Reproduce every line of the listing as written, apart from the pictures.
--- RECORDS SUPPLIED ---
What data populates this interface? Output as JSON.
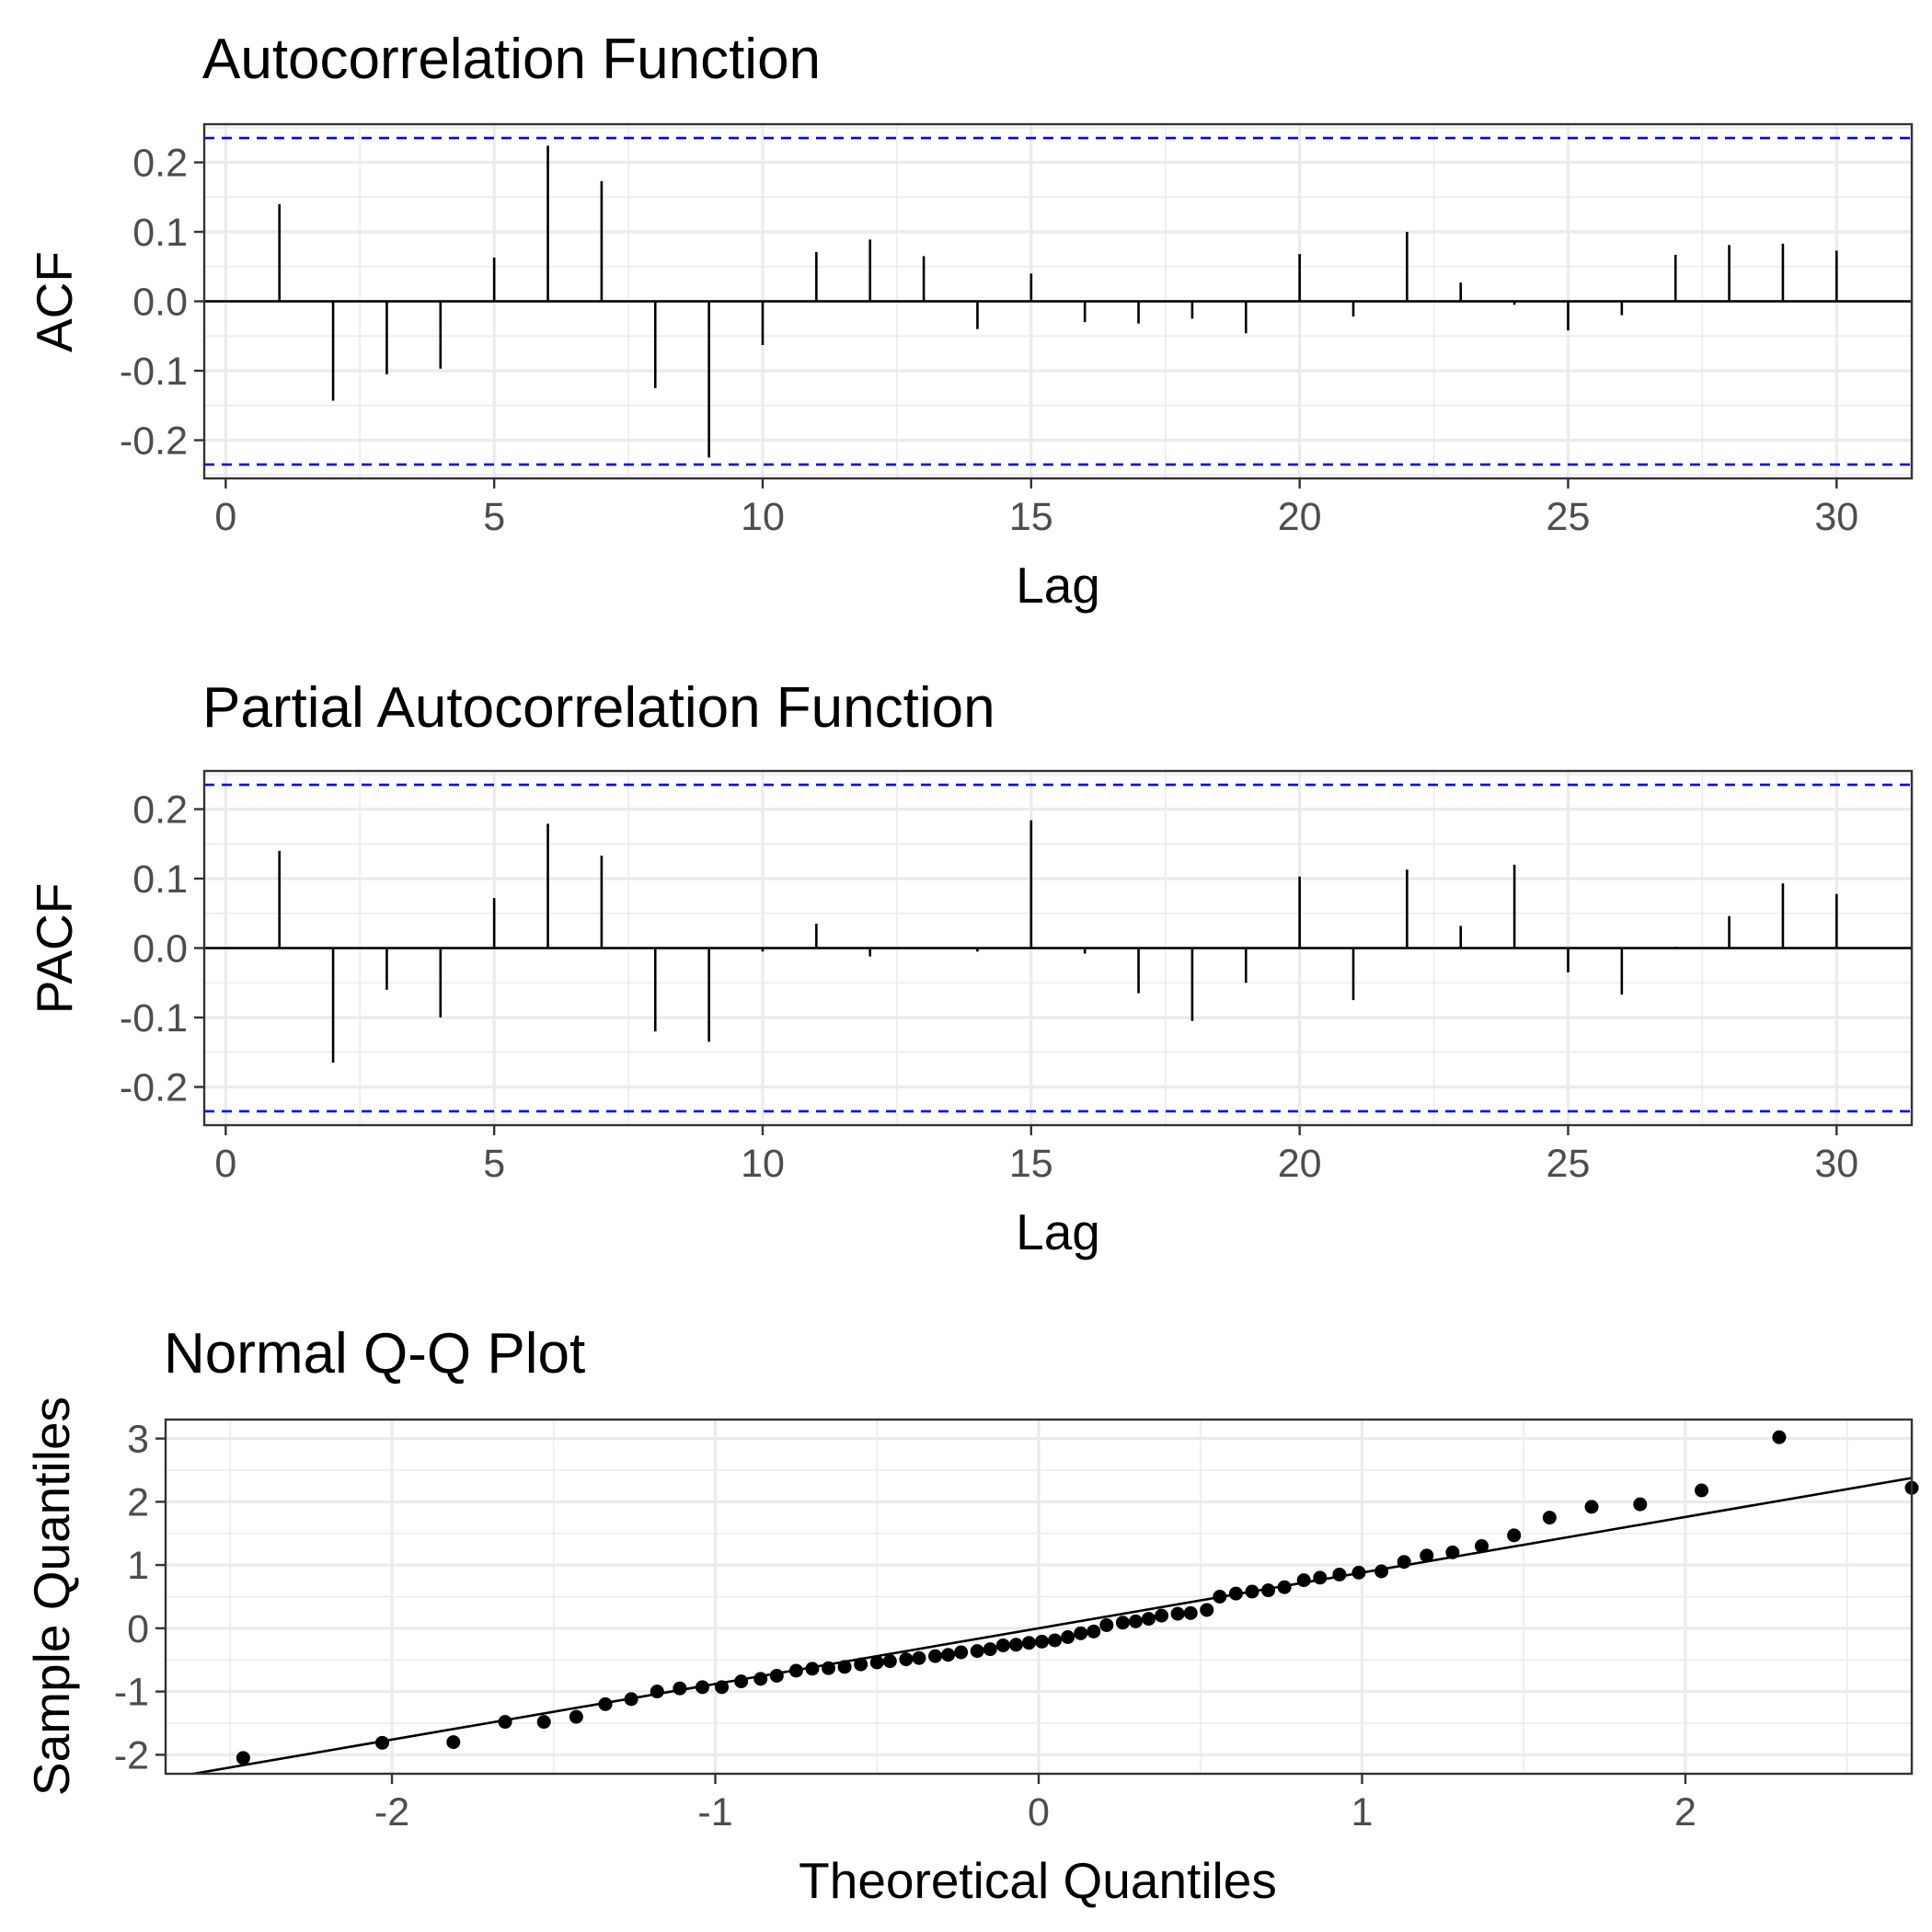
{
  "chart_data": [
    {
      "type": "bar",
      "title": "Autocorrelation Function",
      "xlabel": "Lag",
      "ylabel": "ACF",
      "xlim": [
        -0.4,
        31.4
      ],
      "ylim": [
        -0.255,
        0.255
      ],
      "x_ticks": [
        0,
        5,
        10,
        15,
        20,
        25,
        30
      ],
      "y_ticks": [
        -0.2,
        -0.1,
        0.0,
        0.1,
        0.2
      ],
      "y_tick_labels": [
        "-0.2",
        "-0.1",
        "0.0",
        "0.1",
        "0.2"
      ],
      "confidence_bounds": [
        0.235,
        -0.235
      ],
      "confidence_color": "#0000ff",
      "lags": [
        1,
        2,
        3,
        4,
        5,
        6,
        7,
        8,
        9,
        10,
        11,
        12,
        13,
        14,
        15,
        16,
        17,
        18,
        19,
        20,
        21,
        22,
        23,
        24,
        25,
        26,
        27,
        28,
        29,
        30
      ],
      "values": [
        0.14,
        -0.143,
        -0.105,
        -0.097,
        0.063,
        0.224,
        0.173,
        -0.125,
        -0.225,
        -0.063,
        0.071,
        0.089,
        0.065,
        -0.04,
        0.04,
        -0.03,
        -0.032,
        -0.025,
        -0.046,
        0.068,
        -0.022,
        0.1,
        0.027,
        -0.005,
        -0.042,
        -0.02,
        0.067,
        0.081,
        0.083,
        0.073
      ],
      "grid": true
    },
    {
      "type": "bar",
      "title": "Partial Autocorrelation Function",
      "xlabel": "Lag",
      "ylabel": "PACF",
      "xlim": [
        -0.4,
        31.4
      ],
      "ylim": [
        -0.255,
        0.255
      ],
      "x_ticks": [
        0,
        5,
        10,
        15,
        20,
        25,
        30
      ],
      "y_ticks": [
        -0.2,
        -0.1,
        0.0,
        0.1,
        0.2
      ],
      "y_tick_labels": [
        "-0.2",
        "-0.1",
        "0.0",
        "0.1",
        "0.2"
      ],
      "confidence_bounds": [
        0.235,
        -0.235
      ],
      "confidence_color": "#0000ff",
      "lags": [
        1,
        2,
        3,
        4,
        5,
        6,
        7,
        8,
        9,
        10,
        11,
        12,
        13,
        14,
        15,
        16,
        17,
        18,
        19,
        20,
        21,
        22,
        23,
        24,
        25,
        26,
        27,
        28,
        29,
        30
      ],
      "values": [
        0.14,
        -0.165,
        -0.06,
        -0.1,
        0.072,
        0.179,
        0.133,
        -0.12,
        -0.135,
        -0.005,
        0.035,
        -0.012,
        0.0,
        -0.005,
        0.184,
        -0.008,
        -0.065,
        -0.105,
        -0.05,
        0.103,
        -0.075,
        0.113,
        0.032,
        0.12,
        -0.035,
        -0.067,
        0.002,
        0.046,
        0.093,
        0.078
      ],
      "grid": true
    },
    {
      "type": "scatter",
      "title": "Normal Q-Q Plot",
      "xlabel": "Theoretical Quantiles",
      "ylabel": "Sample Quantiles",
      "xlim": [
        -2.7,
        2.7
      ],
      "ylim": [
        -2.3,
        3.3
      ],
      "x_ticks": [
        -2,
        -1,
        0,
        1,
        2
      ],
      "y_ticks": [
        -2,
        -1,
        0,
        1,
        2,
        3
      ],
      "points_x": [
        -2.46,
        -2.03,
        -1.81,
        -1.65,
        -1.53,
        -1.43,
        -1.34,
        -1.26,
        -1.18,
        -1.11,
        -1.04,
        -0.98,
        -0.92,
        -0.86,
        -0.81,
        -0.75,
        -0.7,
        -0.65,
        -0.6,
        -0.55,
        -0.5,
        -0.46,
        -0.41,
        -0.37,
        -0.32,
        -0.28,
        -0.24,
        -0.19,
        -0.15,
        -0.11,
        -0.07,
        -0.03,
        0.01,
        0.05,
        0.09,
        0.13,
        0.17,
        0.21,
        0.26,
        0.3,
        0.34,
        0.38,
        0.43,
        0.47,
        0.52,
        0.56,
        0.61,
        0.66,
        0.71,
        0.76,
        0.82,
        0.87,
        0.93,
        0.99,
        1.06,
        1.13,
        1.2,
        1.28,
        1.37,
        1.47,
        1.58,
        1.71,
        1.86,
        2.05,
        2.29,
        2.7
      ],
      "points_y": [
        -2.05,
        -1.81,
        -1.8,
        -1.48,
        -1.48,
        -1.4,
        -1.2,
        -1.12,
        -1.0,
        -0.95,
        -0.93,
        -0.93,
        -0.84,
        -0.8,
        -0.75,
        -0.67,
        -0.64,
        -0.63,
        -0.61,
        -0.57,
        -0.54,
        -0.52,
        -0.49,
        -0.47,
        -0.44,
        -0.42,
        -0.38,
        -0.36,
        -0.33,
        -0.27,
        -0.26,
        -0.23,
        -0.21,
        -0.19,
        -0.14,
        -0.08,
        -0.05,
        0.05,
        0.09,
        0.11,
        0.15,
        0.2,
        0.23,
        0.24,
        0.29,
        0.5,
        0.55,
        0.58,
        0.6,
        0.65,
        0.76,
        0.8,
        0.85,
        0.88,
        0.9,
        1.05,
        1.15,
        1.2,
        1.3,
        1.47,
        1.75,
        1.92,
        1.96,
        2.18,
        3.02,
        2.22
      ],
      "reference_line": {
        "slope": 0.88,
        "intercept": 0.0
      },
      "grid": true
    }
  ]
}
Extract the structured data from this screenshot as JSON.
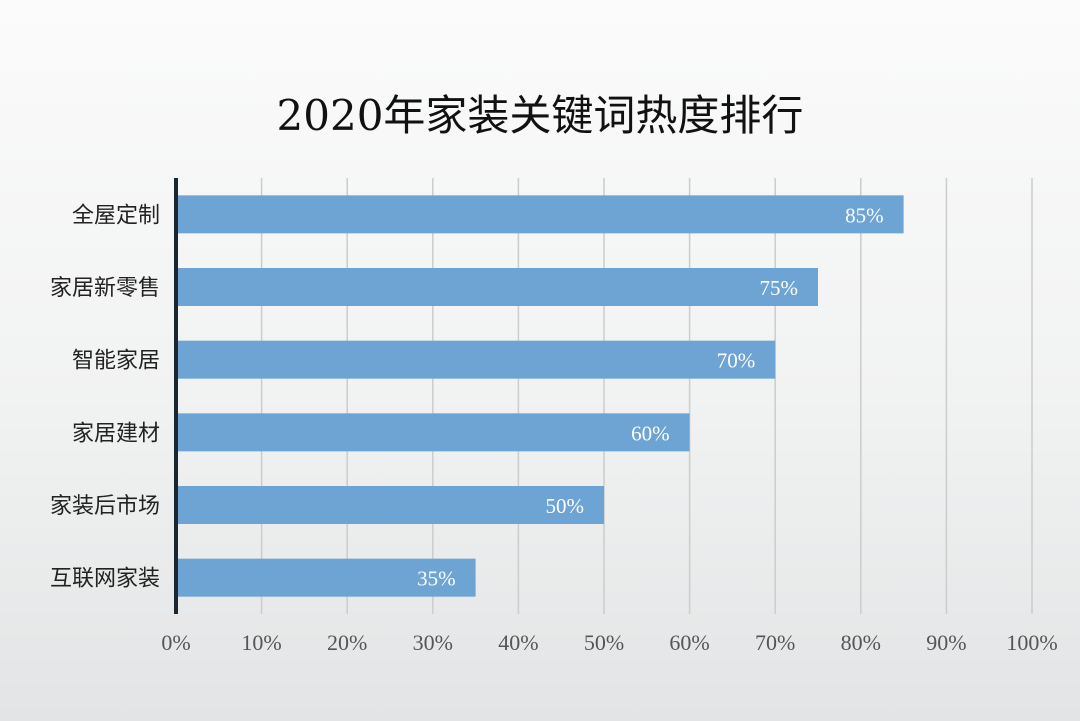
{
  "chart_data": {
    "type": "bar",
    "orientation": "horizontal",
    "title": "2020年家装关键词热度排行",
    "categories": [
      "全屋定制",
      "家居新零售",
      "智能家居",
      "家居建材",
      "家装后市场",
      "互联网家装"
    ],
    "values": [
      85,
      75,
      70,
      60,
      50,
      35
    ],
    "data_labels": [
      "85%",
      "75%",
      "70%",
      "60%",
      "50%",
      "35%"
    ],
    "xlim": [
      0,
      100
    ],
    "x_ticks": [
      0,
      10,
      20,
      30,
      40,
      50,
      60,
      70,
      80,
      90,
      100
    ],
    "x_tick_labels": [
      "0%",
      "10%",
      "20%",
      "30%",
      "40%",
      "50%",
      "60%",
      "70%",
      "80%",
      "90%",
      "100%"
    ],
    "grid": true,
    "legend": "none",
    "colors": {
      "bar": "#6ea4d4",
      "gridline": "#cccccc",
      "axis": "#1c2633",
      "data_label": "#ffffff"
    }
  }
}
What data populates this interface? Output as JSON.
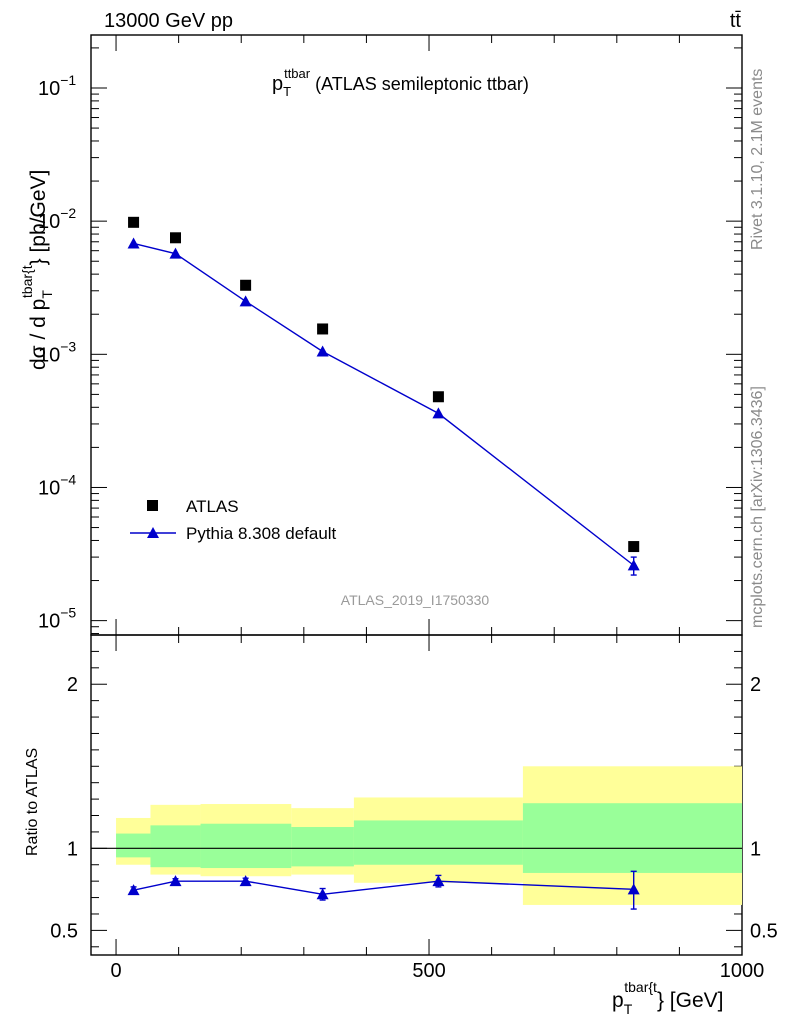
---
OUTPUT FOR THIS TASK |
What data populates this interface? Output as JSON.
{
  "chart_data": [
    {
      "type": "bar",
      "title": "Autocorrelation Function",
      "xlabel": "Lag",
      "ylabel": "ACF",
      "xlim": [
        -0.4,
        31.4
      ],
      "ylim": [
        -0.255,
        0.255
      ],
      "x_ticks": [
        0,
        5,
        10,
        15,
        20,
        25,
        30
      ],
      "y_ticks": [
        -0.2,
        -0.1,
        0.0,
        0.1,
        0.2
      ],
      "y_tick_labels": [
        "-0.2",
        "-0.1",
        "0.0",
        "0.1",
        "0.2"
      ],
      "confidence_bounds": [
        0.235,
        -0.235
      ],
      "confidence_color": "#0000ff",
      "lags": [
        1,
        2,
        3,
        4,
        5,
        6,
        7,
        8,
        9,
        10,
        11,
        12,
        13,
        14,
        15,
        16,
        17,
        18,
        19,
        20,
        21,
        22,
        23,
        24,
        25,
        26,
        27,
        28,
        29,
        30
      ],
      "values": [
        0.14,
        -0.143,
        -0.105,
        -0.097,
        0.063,
        0.224,
        0.173,
        -0.125,
        -0.225,
        -0.063,
        0.071,
        0.089,
        0.065,
        -0.04,
        0.04,
        -0.03,
        -0.032,
        -0.025,
        -0.046,
        0.068,
        -0.022,
        0.1,
        0.027,
        -0.005,
        -0.042,
        -0.02,
        0.067,
        0.081,
        0.083,
        0.073
      ],
      "grid": true
    },
    {
      "type": "bar",
      "title": "Partial Autocorrelation Function",
      "xlabel": "Lag",
      "ylabel": "PACF",
      "xlim": [
        -0.4,
        31.4
      ],
      "ylim": [
        -0.255,
        0.255
      ],
      "x_ticks": [
        0,
        5,
        10,
        15,
        20,
        25,
        30
      ],
      "y_ticks": [
        -0.2,
        -0.1,
        0.0,
        0.1,
        0.2
      ],
      "y_tick_labels": [
        "-0.2",
        "-0.1",
        "0.0",
        "0.1",
        "0.2"
      ],
      "confidence_bounds": [
        0.235,
        -0.235
      ],
      "confidence_color": "#0000ff",
      "lags": [
        1,
        2,
        3,
        4,
        5,
        6,
        7,
        8,
        9,
        10,
        11,
        12,
        13,
        14,
        15,
        16,
        17,
        18,
        19,
        20,
        21,
        22,
        23,
        24,
        25,
        26,
        27,
        28,
        29,
        30
      ],
      "values": [
        0.14,
        -0.165,
        -0.06,
        -0.1,
        0.072,
        0.179,
        0.133,
        -0.12,
        -0.135,
        -0.005,
        0.035,
        -0.012,
        0.0,
        -0.005,
        0.184,
        -0.008,
        -0.065,
        -0.105,
        -0.05,
        0.103,
        -0.075,
        0.113,
        0.032,
        0.12,
        -0.035,
        -0.067,
        0.002,
        0.046,
        0.093,
        0.078
      ],
      "grid": true
    },
    {
      "type": "scatter",
      "title": "Normal Q-Q Plot",
      "xlabel": "Theoretical Quantiles",
      "ylabel": "Sample Quantiles",
      "xlim": [
        -2.7,
        2.7
      ],
      "ylim": [
        -2.3,
        3.3
      ],
      "x_ticks": [
        -2,
        -1,
        0,
        1,
        2
      ],
      "y_ticks": [
        -2,
        -1,
        0,
        1,
        2,
        3
      ],
      "points_x": [
        -2.46,
        -2.03,
        -1.81,
        -1.65,
        -1.53,
        -1.43,
        -1.34,
        -1.26,
        -1.18,
        -1.11,
        -1.04,
        -0.98,
        -0.92,
        -0.86,
        -0.81,
        -0.75,
        -0.7,
        -0.65,
        -0.6,
        -0.55,
        -0.5,
        -0.46,
        -0.41,
        -0.37,
        -0.32,
        -0.28,
        -0.24,
        -0.19,
        -0.15,
        -0.11,
        -0.07,
        -0.03,
        0.01,
        0.05,
        0.09,
        0.13,
        0.17,
        0.21,
        0.26,
        0.3,
        0.34,
        0.38,
        0.43,
        0.47,
        0.52,
        0.56,
        0.61,
        0.66,
        0.71,
        0.76,
        0.82,
        0.87,
        0.93,
        0.99,
        1.06,
        1.13,
        1.2,
        1.28,
        1.37,
        1.47,
        1.58,
        1.71,
        1.86,
        2.05,
        2.29,
        2.7
      ],
      "points_y": [
        -2.05,
        -1.81,
        -1.8,
        -1.48,
        -1.48,
        -1.4,
        -1.2,
        -1.12,
        -1.0,
        -0.95,
        -0.93,
        -0.93,
        -0.84,
        -0.8,
        -0.75,
        -0.67,
        -0.64,
        -0.63,
        -0.61,
        -0.57,
        -0.54,
        -0.52,
        -0.49,
        -0.47,
        -0.44,
        -0.42,
        -0.38,
        -0.36,
        -0.33,
        -0.27,
        -0.26,
        -0.23,
        -0.21,
        -0.19,
        -0.14,
        -0.08,
        -0.05,
        0.05,
        0.09,
        0.11,
        0.15,
        0.2,
        0.23,
        0.24,
        0.29,
        0.5,
        0.55,
        0.58,
        0.6,
        0.65,
        0.76,
        0.8,
        0.85,
        0.88,
        0.9,
        1.05,
        1.15,
        1.2,
        1.3,
        1.47,
        1.75,
        1.92,
        1.96,
        2.18,
        3.02,
        2.22
      ],
      "reference_line": {
        "slope": 0.88,
        "intercept": 0.0
      },
      "grid": true
    }
  ]
}
Extract the structured data from this screenshot as JSON.
{
  "chart_data": {
    "type": "bar",
    "orientation": "horizontal",
    "title": "2020年家装关键词热度排行",
    "categories": [
      "全屋定制",
      "家居新零售",
      "智能家居",
      "家居建材",
      "家装后市场",
      "互联网家装"
    ],
    "values": [
      85,
      75,
      70,
      60,
      50,
      35
    ],
    "data_labels": [
      "85%",
      "75%",
      "70%",
      "60%",
      "50%",
      "35%"
    ],
    "xlim": [
      0,
      100
    ],
    "x_ticks": [
      0,
      10,
      20,
      30,
      40,
      50,
      60,
      70,
      80,
      90,
      100
    ],
    "x_tick_labels": [
      "0%",
      "10%",
      "20%",
      "30%",
      "40%",
      "50%",
      "60%",
      "70%",
      "80%",
      "90%",
      "100%"
    ],
    "grid": true,
    "legend": "none",
    "colors": {
      "bar": "#6ea4d4",
      "gridline": "#cccccc",
      "axis": "#1c2633",
      "data_label": "#ffffff"
    }
  }
}
What data populates this interface? Output as JSON.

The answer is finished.